Extracted data entries
______________________________

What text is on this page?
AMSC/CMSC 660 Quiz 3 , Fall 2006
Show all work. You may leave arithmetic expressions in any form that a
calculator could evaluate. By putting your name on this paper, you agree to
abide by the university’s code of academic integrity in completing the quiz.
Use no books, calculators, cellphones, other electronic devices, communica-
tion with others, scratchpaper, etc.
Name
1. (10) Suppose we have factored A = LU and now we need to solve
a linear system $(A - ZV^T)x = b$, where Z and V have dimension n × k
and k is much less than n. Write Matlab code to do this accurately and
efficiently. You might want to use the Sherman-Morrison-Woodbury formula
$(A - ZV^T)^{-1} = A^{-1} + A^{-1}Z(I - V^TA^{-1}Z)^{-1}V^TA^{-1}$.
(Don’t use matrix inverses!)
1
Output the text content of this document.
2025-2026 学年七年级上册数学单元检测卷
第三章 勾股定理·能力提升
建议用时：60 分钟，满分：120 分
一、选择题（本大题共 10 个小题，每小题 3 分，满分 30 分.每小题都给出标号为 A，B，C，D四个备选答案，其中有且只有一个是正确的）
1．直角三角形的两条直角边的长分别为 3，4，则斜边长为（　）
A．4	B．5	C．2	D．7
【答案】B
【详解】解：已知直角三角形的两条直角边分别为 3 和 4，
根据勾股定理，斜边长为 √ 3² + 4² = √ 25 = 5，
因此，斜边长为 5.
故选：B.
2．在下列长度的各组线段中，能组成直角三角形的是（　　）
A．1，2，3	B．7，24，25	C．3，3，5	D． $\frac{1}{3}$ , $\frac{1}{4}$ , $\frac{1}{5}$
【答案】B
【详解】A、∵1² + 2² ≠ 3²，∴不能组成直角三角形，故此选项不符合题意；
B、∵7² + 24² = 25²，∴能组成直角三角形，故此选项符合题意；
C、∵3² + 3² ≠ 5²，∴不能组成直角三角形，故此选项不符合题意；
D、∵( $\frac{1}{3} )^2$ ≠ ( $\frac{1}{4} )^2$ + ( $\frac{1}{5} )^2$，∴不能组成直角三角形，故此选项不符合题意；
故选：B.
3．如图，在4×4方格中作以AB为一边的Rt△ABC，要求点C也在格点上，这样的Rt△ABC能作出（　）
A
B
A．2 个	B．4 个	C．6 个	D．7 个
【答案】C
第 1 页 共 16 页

______________________________

SET PROBLEM
Extract all lines from the material above that include the word "this".

EXERCISE RESPONSE
What text is on this page?
calculator could evaluate. By putting your name on this paper, you agree to
and k is much less than n. Write Matlab code to do this accurately and
Output the text content of this document.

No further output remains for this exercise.